Your goal →
Take all the material and copy it exactly.

Provided data →
—————

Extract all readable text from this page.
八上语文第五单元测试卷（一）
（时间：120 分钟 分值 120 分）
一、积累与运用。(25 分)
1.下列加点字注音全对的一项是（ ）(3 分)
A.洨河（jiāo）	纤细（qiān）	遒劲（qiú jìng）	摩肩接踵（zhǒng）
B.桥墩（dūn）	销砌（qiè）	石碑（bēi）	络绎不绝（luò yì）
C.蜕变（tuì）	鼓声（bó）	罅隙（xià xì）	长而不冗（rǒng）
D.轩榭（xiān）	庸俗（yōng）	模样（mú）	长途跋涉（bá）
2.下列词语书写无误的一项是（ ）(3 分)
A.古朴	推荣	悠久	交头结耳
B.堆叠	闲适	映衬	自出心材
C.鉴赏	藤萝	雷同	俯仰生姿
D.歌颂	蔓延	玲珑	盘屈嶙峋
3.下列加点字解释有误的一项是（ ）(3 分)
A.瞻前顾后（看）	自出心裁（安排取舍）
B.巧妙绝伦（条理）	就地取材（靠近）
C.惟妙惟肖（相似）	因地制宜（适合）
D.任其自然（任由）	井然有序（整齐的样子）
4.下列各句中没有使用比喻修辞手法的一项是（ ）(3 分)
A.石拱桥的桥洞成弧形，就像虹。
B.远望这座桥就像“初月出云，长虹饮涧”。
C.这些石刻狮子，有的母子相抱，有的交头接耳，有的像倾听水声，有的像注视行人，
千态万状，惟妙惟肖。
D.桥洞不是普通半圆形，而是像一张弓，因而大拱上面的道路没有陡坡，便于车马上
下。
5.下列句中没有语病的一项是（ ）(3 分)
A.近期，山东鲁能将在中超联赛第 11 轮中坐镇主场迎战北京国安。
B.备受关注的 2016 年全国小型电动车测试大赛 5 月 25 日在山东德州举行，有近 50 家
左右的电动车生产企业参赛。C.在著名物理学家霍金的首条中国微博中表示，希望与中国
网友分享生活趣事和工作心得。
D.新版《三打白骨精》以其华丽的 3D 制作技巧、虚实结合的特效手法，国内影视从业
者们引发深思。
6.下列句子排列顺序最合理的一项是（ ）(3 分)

—————

Exercise result →
Extract all readable text from this page.
八上语文第五单元测试卷（一）
（时间：120 分钟 分值 120 分）
一、积累与运用。(25 分)
1.下列加点字注音全对的一项是（ ）(3 分)
A.洨河（jiāo）	纤细（qiān）	遒劲（qiú jìng）	摩肩接踵（zhǒng）
B.桥墩（dūn）	销砌（qiè）	石碑（bēi）	络绎不绝（luò yì）
C.蜕变（tuì）	鼓声（bó）	罅隙（xià xì）	长而不冗（rǒng）
D.轩榭（xiān）	庸俗（yōng）	模样（mú）	长途跋涉（bá）
2.下列词语书写无误的一项是（ ）(3 分)
A.古朴	推荣	悠久	交头结耳
B.堆叠	闲适	映衬	自出心材
C.鉴赏	藤萝	雷同	俯仰生姿
D.歌颂	蔓延	玲珑	盘屈嶙峋
3.下列加点字解释有误的一项是（ ）(3 分)
A.瞻前顾后（看）	自出心裁（安排取舍）
B.巧妙绝伦（条理）	就地取材（靠近）
C.惟妙惟肖（相似）	因地制宜（适合）
D.任其自然（任由）	井然有序（整齐的样子）
4.下列各句中没有使用比喻修辞手法的一项是（ ）(3 分)
A.石拱桥的桥洞成弧形，就像虹。
B.远望这座桥就像“初月出云，长虹饮涧”。
C.这些石刻狮子，有的母子相抱，有的交头接耳，有的像倾听水声，有的像注视行人，
千态万状，惟妙惟肖。
D.桥洞不是普通半圆形，而是像一张弓，因而大拱上面的道路没有陡坡，便于车马上
下。
5.下列句中没有语病的一项是（ ）(3 分)
A.近期，山东鲁能将在中超联赛第 11 轮中坐镇主场迎战北京国安。
B.备受关注的 2016 年全国小型电动车测试大赛 5 月 25 日在山东德州举行，有近 50 家
左右的电动车生产企业参赛。C.在著名物理学家霍金的首条中国微博中表示，希望与中国
网友分享生活趣事和工作心得。
D.新版《三打白骨精》以其华丽的 3D 制作技巧、虚实结合的特效手法，国内影视从业
者们引发深思。
6.下列句子排列顺序最合理的一项是（ ）(3 分)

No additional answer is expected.